▶ _EXERCISES_
1. Transcribe the part of the Lower Laguna Madre regulation text that opens with the words containing "The new regulation" and closes with "of the jetties.".
2. Decide whether each statement agrees with the Lower Laguna Madre regulation text, answering yes or no and quoting the words that decide it: (a) More public comments supported the lower regional bag limits than opposed them. (b) The area covered by the new regulation reaches the tips of the jetties at Gulf passes. (c) The Brownsville Ship Channel falls within the area the new regulation covers.

▶ _DOCUMENT SECTION_
McKinney acknowledged that the proposal engendered considerable
debate in scoping meetings and public hearings up and down the coast.
Public comments ran 2,256 for the lower regional bag limits, and 1,137
against.


“There were a number of concerns about regionalization,” he told
commissioners. “What we’re proposing is a considerable change. We can
take a small step now, or somewhere down the road we take a much more
severe step. We do not want to get in the situation where we have to
close seasons, as Florida has done. We’re in a fortunate position in
Texas in that we can try to address things before they become crisis
situations.”


The new regulation applies to the entire Lower Laguna Madre, from
Marker 21 in the Landcut, to South Bay and including the Brownsville
Ship Channel and Arroyo Colorado. In a change from the proposal
presented to commissioners in January, the area affected by the new
regulation does not extend to the tips of the jetties at Gulf passes
(the East Cut near Port Mansfield and Brazos Santiago Pass at South
Padre Island), but stops at the base of the jetties.

▶ _DATASET ENTRIES_
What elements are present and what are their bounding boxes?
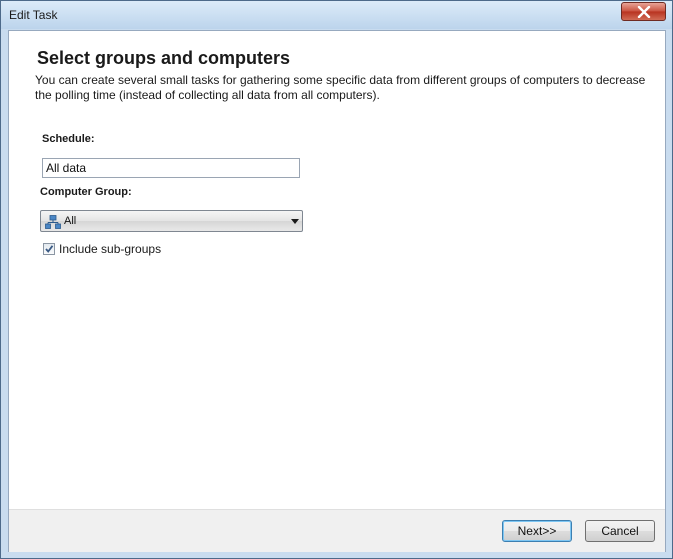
page-description: You can create several small tasks for g… — [35, 73, 646, 102]
dialog-content: Select groups and computers You can crea… — [8, 30, 666, 552]
computer-group-value: All — [64, 215, 77, 227]
include-subgroups-checkbox[interactable] — [43, 243, 55, 255]
page-title: Select groups and computers — [37, 48, 291, 68]
cancel-button[interactable]: Cancel — [585, 520, 655, 542]
include-subgroups-label[interactable]: Include sub-groups — [59, 242, 161, 256]
close-icon — [637, 6, 651, 18]
schedule-input[interactable] — [42, 158, 300, 178]
computer-group-dropdown[interactable]: All — [40, 210, 303, 232]
close-button[interactable] — [621, 2, 666, 21]
computer-group-label: Computer Group: — [40, 186, 132, 198]
checkmark-icon — [45, 245, 54, 253]
schedule-label: Schedule: — [42, 133, 95, 145]
next-button[interactable]: Next>> — [502, 520, 572, 542]
network-group-icon — [45, 215, 61, 229]
button-bar: Next>> Cancel — [9, 509, 665, 552]
title-bar[interactable]: Edit Task — [1, 1, 672, 29]
window-title: Edit Task — [9, 8, 58, 22]
chevron-down-icon — [291, 219, 299, 224]
edit-task-window: Edit Task Select groups and computers Yo… — [0, 0, 673, 559]
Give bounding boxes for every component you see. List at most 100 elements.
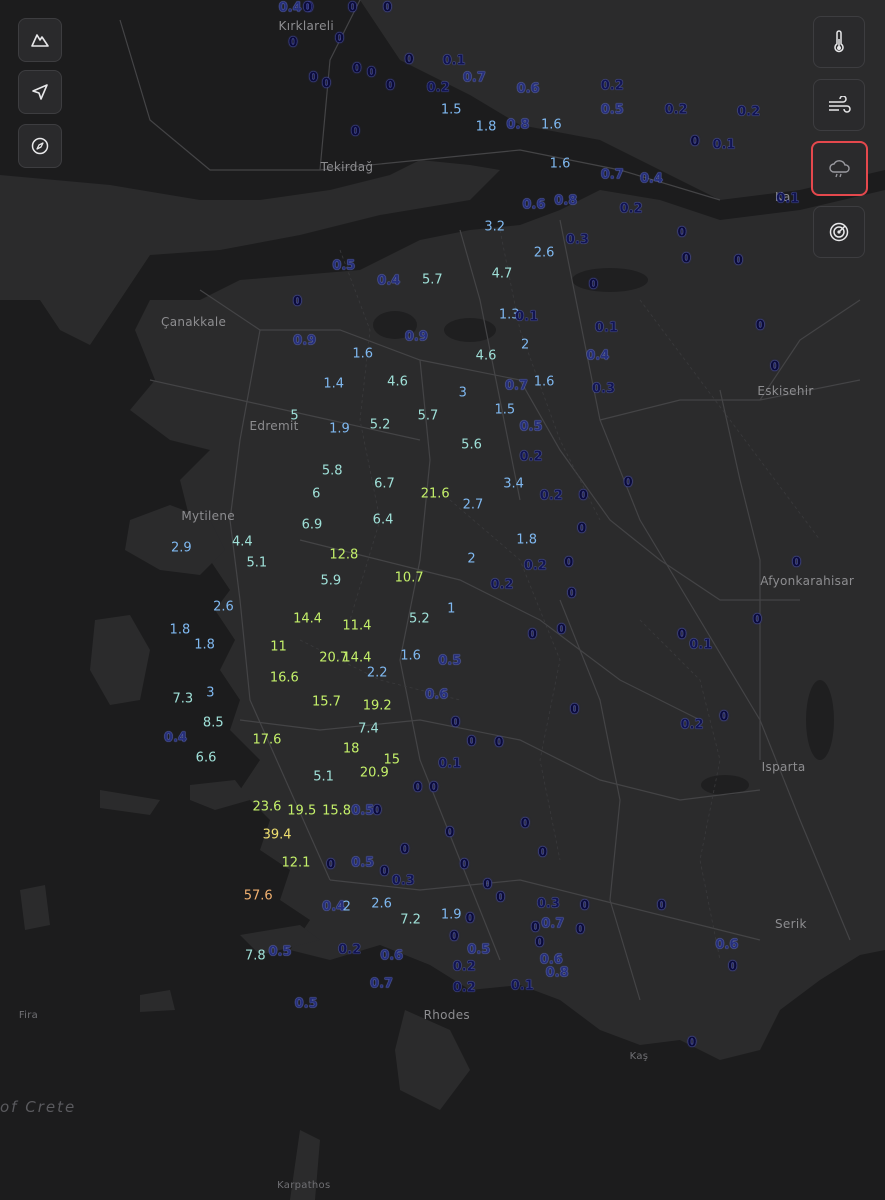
precip-value[interactable]: 0.2 [338, 944, 361, 957]
precip-value[interactable]: 0.1 [515, 310, 538, 323]
precip-value[interactable]: 0 [531, 921, 540, 934]
precip-value[interactable]: 4.6 [476, 349, 497, 362]
precip-value[interactable]: 0.5 [601, 103, 624, 116]
precip-value[interactable]: 0 [770, 361, 779, 374]
precip-value[interactable]: 0 [400, 843, 409, 856]
precip-value[interactable]: 20.9 [360, 767, 389, 780]
precip-value[interactable]: 0 [348, 2, 357, 15]
precip-value[interactable]: 0 [450, 931, 459, 944]
precip-value[interactable]: 1.6 [534, 375, 555, 388]
compass-button[interactable] [18, 124, 62, 168]
precip-value[interactable]: 6.6 [196, 752, 217, 765]
precip-value[interactable]: 0.1 [595, 321, 618, 334]
precip-value[interactable]: 17.6 [252, 733, 281, 746]
precip-value[interactable]: 0 [460, 858, 469, 871]
precip-value[interactable]: 0.2 [737, 105, 760, 118]
precip-value[interactable]: 0 [528, 629, 537, 642]
precip-value[interactable]: 11.4 [342, 620, 371, 633]
precip-value[interactable]: 0.1 [712, 139, 735, 152]
precip-value[interactable]: 5.2 [409, 612, 430, 625]
precip-value[interactable]: 0.9 [405, 331, 428, 344]
precip-value[interactable]: 0 [567, 588, 576, 601]
wind-layer-button[interactable] [813, 79, 865, 131]
precip-value[interactable]: 0 [682, 253, 691, 266]
precip-value[interactable]: 0.2 [524, 560, 547, 573]
precip-value[interactable]: 5.1 [246, 556, 267, 569]
precip-value[interactable]: 0 [579, 489, 588, 502]
precip-value[interactable]: 1.9 [329, 422, 350, 435]
precip-value[interactable]: 0 [688, 1037, 697, 1050]
precip-value[interactable]: 6.4 [373, 513, 394, 526]
precip-value[interactable]: 0 [728, 961, 737, 974]
precip-value[interactable]: 0.2 [540, 489, 563, 502]
precip-value[interactable]: 12.1 [281, 856, 310, 869]
precip-value[interactable]: 0 [690, 135, 699, 148]
precip-value[interactable]: 0.6 [517, 83, 540, 96]
precip-value[interactable]: 0.4 [586, 349, 609, 362]
weather-map[interactable]: Kırklareli Tekirdağ Çanakkale Edremit Mytile… [0, 0, 885, 1200]
precip-value[interactable]: 0 [335, 33, 344, 46]
precip-value[interactable]: 15.7 [312, 696, 341, 709]
precip-value[interactable]: 21.6 [421, 487, 450, 500]
precip-value[interactable]: 0 [352, 62, 361, 75]
precip-value[interactable]: 2 [467, 553, 475, 566]
precip-value[interactable]: 8.5 [203, 716, 224, 729]
precip-value[interactable]: 1 [447, 603, 455, 616]
precip-value[interactable]: 6.7 [374, 478, 395, 491]
precip-value[interactable]: 0 [429, 782, 438, 795]
precip-value[interactable]: 0 [293, 295, 302, 308]
precip-value[interactable]: 39.4 [263, 828, 292, 841]
precip-value[interactable]: 0 [413, 782, 422, 795]
precip-value[interactable]: 4.4 [232, 536, 253, 549]
precip-value[interactable]: 0.1 [443, 55, 466, 68]
precip-value[interactable]: 0.2 [620, 202, 643, 215]
precip-value[interactable]: 0.5 [351, 856, 374, 869]
precip-value[interactable]: 0.5 [332, 260, 355, 273]
precip-value[interactable]: 2.9 [171, 541, 192, 554]
precip-value[interactable]: 0.4 [377, 275, 400, 288]
precip-value[interactable]: 0.6 [715, 938, 738, 951]
precip-value[interactable]: 2 [521, 338, 529, 351]
precip-value[interactable]: 6 [312, 487, 320, 500]
precip-value[interactable]: 0.5 [351, 804, 374, 817]
precip-value[interactable]: 0.7 [463, 72, 486, 85]
precip-value[interactable]: 0.2 [681, 718, 704, 731]
precip-value[interactable]: 0 [577, 523, 586, 536]
precip-value[interactable]: 57.6 [244, 890, 273, 903]
precip-value[interactable]: 0.6 [380, 949, 403, 962]
precip-value[interactable]: 0.2 [665, 103, 688, 116]
precip-value[interactable]: 0 [289, 36, 298, 49]
precip-value[interactable]: 0 [521, 817, 530, 830]
precip-value[interactable]: 0.1 [438, 757, 461, 770]
precip-value[interactable]: 7.4 [358, 722, 379, 735]
precip-value[interactable]: 0 [576, 923, 585, 936]
precip-value[interactable]: 0.4 [279, 2, 302, 15]
precip-value[interactable]: 15 [383, 754, 400, 767]
precip-value[interactable]: 0 [756, 320, 765, 333]
precip-value[interactable]: 11 [270, 640, 287, 653]
precip-value[interactable]: 0 [589, 279, 598, 292]
precip-value[interactable]: 0 [405, 53, 414, 66]
precip-value[interactable]: 3 [206, 687, 214, 700]
precip-value[interactable]: 0 [564, 556, 573, 569]
precip-value[interactable]: 0 [373, 804, 382, 817]
precip-value[interactable]: 0.2 [453, 961, 476, 974]
precip-value[interactable]: 1.6 [541, 118, 562, 131]
precip-value[interactable]: 12.8 [329, 549, 358, 562]
precip-value[interactable]: 0 [466, 912, 475, 925]
precip-value[interactable]: 0 [496, 892, 505, 905]
precip-value[interactable]: 5.7 [422, 273, 443, 286]
precip-value[interactable]: 0 [322, 77, 331, 90]
precip-value[interactable]: 0.5 [268, 946, 291, 959]
precip-value[interactable]: 0 [624, 476, 633, 489]
precip-value[interactable]: 5.7 [418, 409, 439, 422]
precip-value[interactable]: 5.2 [370, 418, 391, 431]
precip-value[interactable]: 0.8 [554, 195, 577, 208]
precip-value[interactable]: 0.8 [506, 118, 529, 131]
precip-value[interactable]: 0 [657, 899, 666, 912]
radar-layer-button[interactable] [813, 206, 865, 258]
precip-value[interactable]: 0.9 [293, 334, 316, 347]
precip-value[interactable]: 1.4 [323, 377, 344, 390]
precip-value[interactable]: 0.1 [776, 193, 799, 206]
precip-value[interactable]: 0.1 [689, 638, 712, 651]
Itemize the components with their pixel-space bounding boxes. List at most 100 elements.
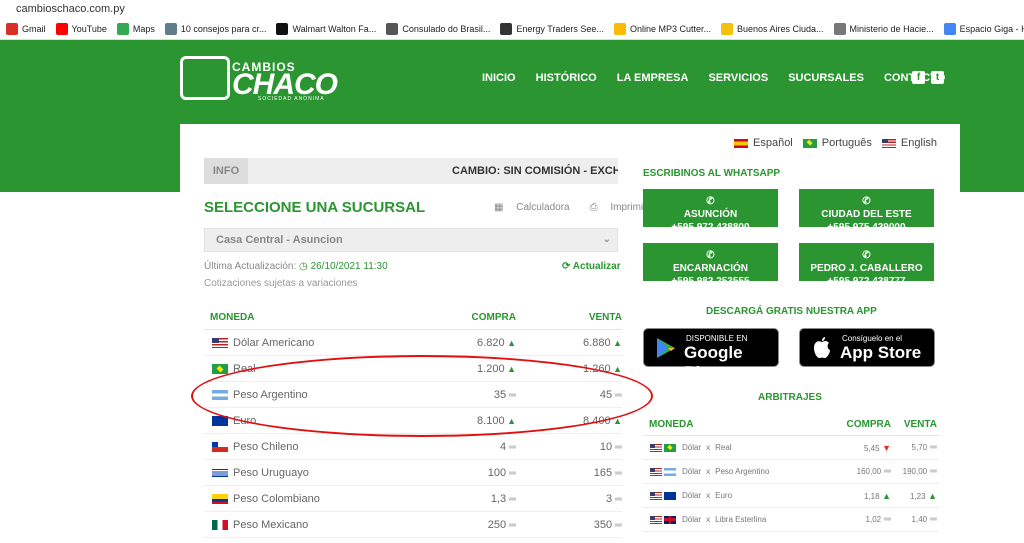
gb-flag-icon <box>664 515 676 524</box>
bookmark-label: Walmart Walton Fa... <box>292 23 377 34</box>
refresh-icon: ⟳ <box>562 261 573 272</box>
buy-value: 1,3 <box>490 492 507 505</box>
lang-es[interactable]: Español <box>734 137 793 149</box>
bookmark-favicon-icon <box>720 22 733 35</box>
whatsapp-encarnacion-button[interactable]: ✆ ENCARNACIÓN +595 983 253555 <box>643 243 778 287</box>
apple-small: Consíguelo en el <box>842 334 903 343</box>
arb-from: Dólar <box>682 467 702 476</box>
calculator-icon: ▦ <box>494 202 507 213</box>
whatsapp-asuncion-button[interactable]: ✆ ASUNCIÓN +595 972 438800 <box>643 189 778 233</box>
whatsapp-icon: ✆ <box>862 250 871 261</box>
apple-big: App Store <box>840 343 922 362</box>
arb-from: Dólar <box>682 491 702 500</box>
site-logo[interactable]: CAMBIOS CHACO SOCIEDAD ANONIMA <box>180 56 338 102</box>
wa-city: CIUDAD DEL ESTE <box>821 209 912 220</box>
rate-row: Peso Uruguayo 100 ═ 165 ═ <box>204 460 622 486</box>
whatsapp-pjc-button[interactable]: ✆ PEDRO J. CABALLERO +595 972 438777 <box>799 243 934 287</box>
lang-pt[interactable]: Português <box>802 137 872 149</box>
calculator-link[interactable]: ▦ Calculadora <box>494 202 580 213</box>
nav-historico[interactable]: HISTÓRICO <box>536 72 597 84</box>
currency-name: Dólar Americano <box>233 336 315 349</box>
us-flag-icon <box>650 467 662 476</box>
arb-buy: 160,00 ═ <box>833 466 891 477</box>
bookmark-item[interactable]: Online MP3 Cutter... <box>613 22 711 35</box>
last-updated: Última Actualización: ◷ 26/10/2021 11:30 <box>204 261 388 272</box>
trend-equal-icon: ═ <box>927 466 937 477</box>
bookmark-item[interactable]: Consulado do Brasil... <box>386 22 490 35</box>
arb-buy-value: 5,45 <box>864 443 880 453</box>
eu-flag-icon <box>664 491 676 500</box>
facebook-icon[interactable]: f <box>912 71 925 84</box>
rate-row: Peso Colombiano 1,3 ═ 3 ═ <box>204 486 622 512</box>
bookmark-item[interactable]: YouTube <box>55 22 107 35</box>
buy-value: 250 <box>487 518 507 531</box>
rate-buy: 100 ═ <box>404 467 524 479</box>
arb-sell: 5,70 ═ <box>891 442 937 453</box>
rate-row: Dólar Americano 6.820 ▲ 6.880 ▲ <box>204 330 622 356</box>
trend-equal-icon: ═ <box>927 514 937 525</box>
branch-select[interactable]: Casa Central - Asuncion ⌄ <box>204 228 618 252</box>
trend-equal-icon: ═ <box>612 493 622 505</box>
arb-sell: 1,40 ═ <box>891 514 937 525</box>
trend-up-icon: ▲ <box>925 490 937 501</box>
trend-equal-icon: ═ <box>506 519 516 531</box>
nav-servicios[interactable]: SERVICIOS <box>708 72 768 84</box>
bookmark-label: Energy Traders See... <box>516 23 604 34</box>
arb-buy-value: 1,18 <box>864 491 880 501</box>
mx-flag-icon <box>212 519 228 530</box>
bookmark-item[interactable]: Ministerio de Hacie... <box>833 22 934 35</box>
arbitraje-row: Dólar x Real 5,45 ▼ 5,70 ═ <box>643 436 939 460</box>
bookmark-item[interactable]: Walmart Walton Fa... <box>276 22 377 35</box>
buy-value: 6.820 <box>477 336 505 349</box>
col-sell: VENTA <box>588 311 622 323</box>
chevron-down-icon: ⌄ <box>602 234 611 245</box>
rate-currency: Peso Colombiano <box>204 493 404 505</box>
lang-en[interactable]: English <box>881 137 937 149</box>
us-flag-icon <box>212 337 228 348</box>
rates-header: MONEDA COMPRA VENTA <box>204 305 622 330</box>
google-play-button[interactable]: DISPONIBLE EN Google Play <box>643 328 779 382</box>
bookmark-item[interactable]: Espacio Giga - Home <box>943 22 1024 35</box>
refresh-button[interactable]: ⟳ Actualizar <box>562 261 621 272</box>
social-links: f t <box>912 71 950 84</box>
twitter-icon[interactable]: t <box>931 71 944 84</box>
address-bar[interactable]: cambioschaco.com.py <box>0 0 1024 18</box>
arb-sell: 1,23 ▲ <box>891 491 937 501</box>
usa-flag-icon <box>881 138 896 148</box>
us-flag-icon <box>650 515 662 524</box>
sell-value: 10 <box>599 440 613 453</box>
app-store-button[interactable]: Consíguelo en el App Store <box>799 328 935 367</box>
nav-sucursales[interactable]: SUCURSALES <box>788 72 864 84</box>
whatsapp-icon: ✆ <box>706 196 715 207</box>
arb-col-sell: VENTA <box>903 419 937 430</box>
currency-name: Peso Uruguayo <box>233 466 309 479</box>
rate-buy: 6.820 ▲ <box>404 337 524 349</box>
rate-buy: 1,3 ═ <box>404 493 524 505</box>
bookmark-item[interactable]: Maps <box>116 22 155 35</box>
arbitraje-row: Dólar x Peso Argentino 160,00 ═ 190,00 ═ <box>643 460 939 484</box>
whatsapp-cde-button[interactable]: ✆ CIUDAD DEL ESTE +595 975 439000 <box>799 189 934 233</box>
arbitrajes-title: ARBITRAJES <box>758 392 822 403</box>
bookmark-item[interactable]: 10 consejos para cr... <box>164 22 266 35</box>
wa-city: ASUNCIÓN <box>683 209 738 220</box>
bookmark-favicon-icon <box>116 22 129 35</box>
refresh-label: Actualizar <box>572 261 621 272</box>
arb-col-buy: COMPRA <box>846 419 891 430</box>
bookmark-favicon-icon <box>386 22 399 35</box>
arb-to: Real <box>715 443 732 452</box>
bookmark-item[interactable]: Energy Traders See... <box>500 22 604 35</box>
arb-sell-value: 190,00 <box>902 467 928 476</box>
nav-inicio[interactable]: INICIO <box>482 72 516 84</box>
arb-x: x <box>706 491 711 500</box>
bookmark-label: Ministerio de Hacie... <box>849 23 934 34</box>
bookmark-item[interactable]: Buenos Aires Ciuda... <box>720 22 824 35</box>
nav-la-empresa[interactable]: LA EMPRESA <box>617 72 689 84</box>
currency-name: Peso Chileno <box>233 440 299 453</box>
sell-value: 350 <box>593 518 613 531</box>
bookmark-item[interactable]: Gmail <box>6 22 46 35</box>
trend-equal-icon: ═ <box>506 493 516 505</box>
bookmark-favicon-icon <box>276 22 289 35</box>
bookmark-favicon-icon <box>833 22 846 35</box>
rates-tools: ▦ Calculadora ⎙ Imprimir <box>494 202 667 213</box>
buy-value: 100 <box>487 466 507 479</box>
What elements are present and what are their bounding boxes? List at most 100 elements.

▶ _SOLUTION LIST_
1.
The new regulation applies to the entire Lower Laguna Madre, from
Marker 21 in the Landcut, to South Bay and including the Brownsville
Ship Channel and Arroyo Colorado. In a change from the proposal
presented to commissioners in January, the area affected by the new
regulation does not extend to the tips of the jetties at Gulf passes
(the East Cut near Port Mansfield and Brazos Santiago Pass at South
Padre Island), but stops at the base of the jetties.

2.
(a) Yes: "Public comments ran 2,256 for the lower regional bag limits, and 1,137 against."
(b) No: "does not extend to the tips of the jetties at Gulf passes" and "stops at the base of the jetties."
(c) Yes: "including the Brownsville Ship Channel and Arroyo Colorado."